- Task instructions: Return the listing below unchanged, minus its pictures.

- Dataset items:
------------------------------

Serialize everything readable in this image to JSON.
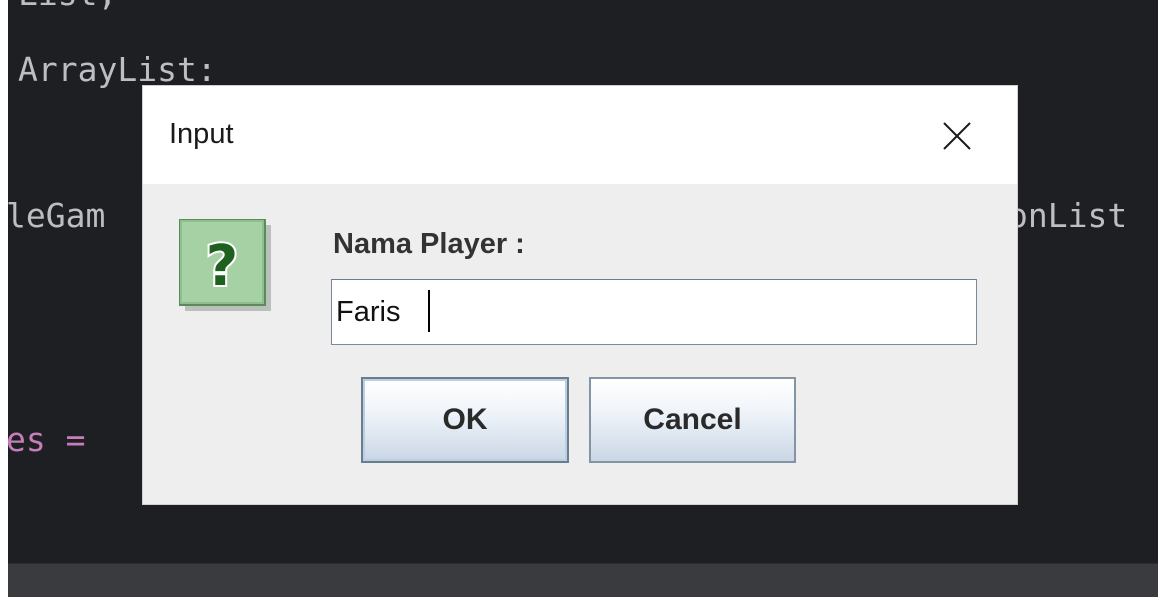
{
  "editor": {
    "line_top_cut": "List;",
    "line_arraylist": "ArrayList:",
    "line_left_partial": "leGam",
    "line_right_partial": "onList",
    "line_es": "es =",
    "colors": {
      "background": "#1e1f22",
      "text": "#bcbec4",
      "keyword_purple": "#c77dbb"
    }
  },
  "dialog": {
    "title": "Input",
    "close_icon": "close-x-icon",
    "message_icon": "question-mark-icon",
    "prompt_label": "Nama Player :",
    "input_value": "Faris",
    "buttons": {
      "ok_label": "OK",
      "cancel_label": "Cancel"
    },
    "colors": {
      "titlebar": "#ffffff",
      "body": "#eeeeee",
      "icon_green": "#9fcc9f",
      "icon_question": "#1f5f1f"
    }
  }
}
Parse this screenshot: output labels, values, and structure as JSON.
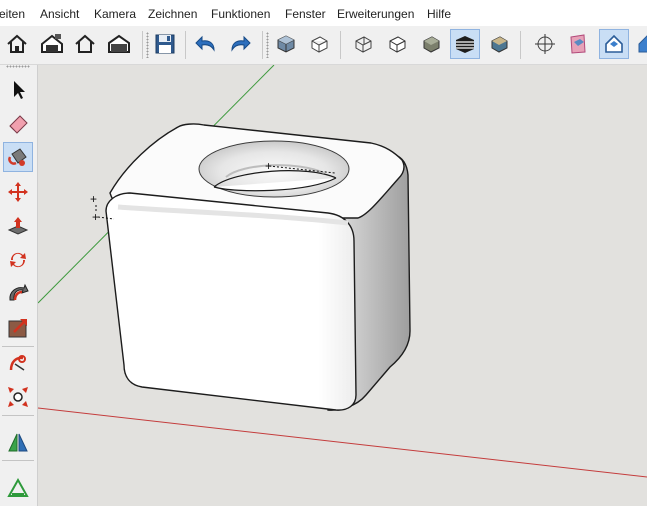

------------------------------

- Solution to this problem:
Serialize everything readable in this image to JSON.
{
  "editor": {
    "line_top_cut": "List;",
    "line_arraylist": "ArrayList:",
    "line_left_partial": "leGam",
    "line_right_partial": "onList",
    "line_es": "es =",
    "colors": {
      "background": "#1e1f22",
      "text": "#bcbec4",
      "keyword_purple": "#c77dbb"
    }
  },
  "dialog": {
    "title": "Input",
    "close_icon": "close-x-icon",
    "message_icon": "question-mark-icon",
    "prompt_label": "Nama Player :",
    "input_value": "Faris",
    "buttons": {
      "ok_label": "OK",
      "cancel_label": "Cancel"
    },
    "colors": {
      "titlebar": "#ffffff",
      "body": "#eeeeee",
      "icon_green": "#9fcc9f",
      "icon_question": "#1f5f1f"
    }
  }
}
Parse this screenshot: output labels, values, and structure as JSON.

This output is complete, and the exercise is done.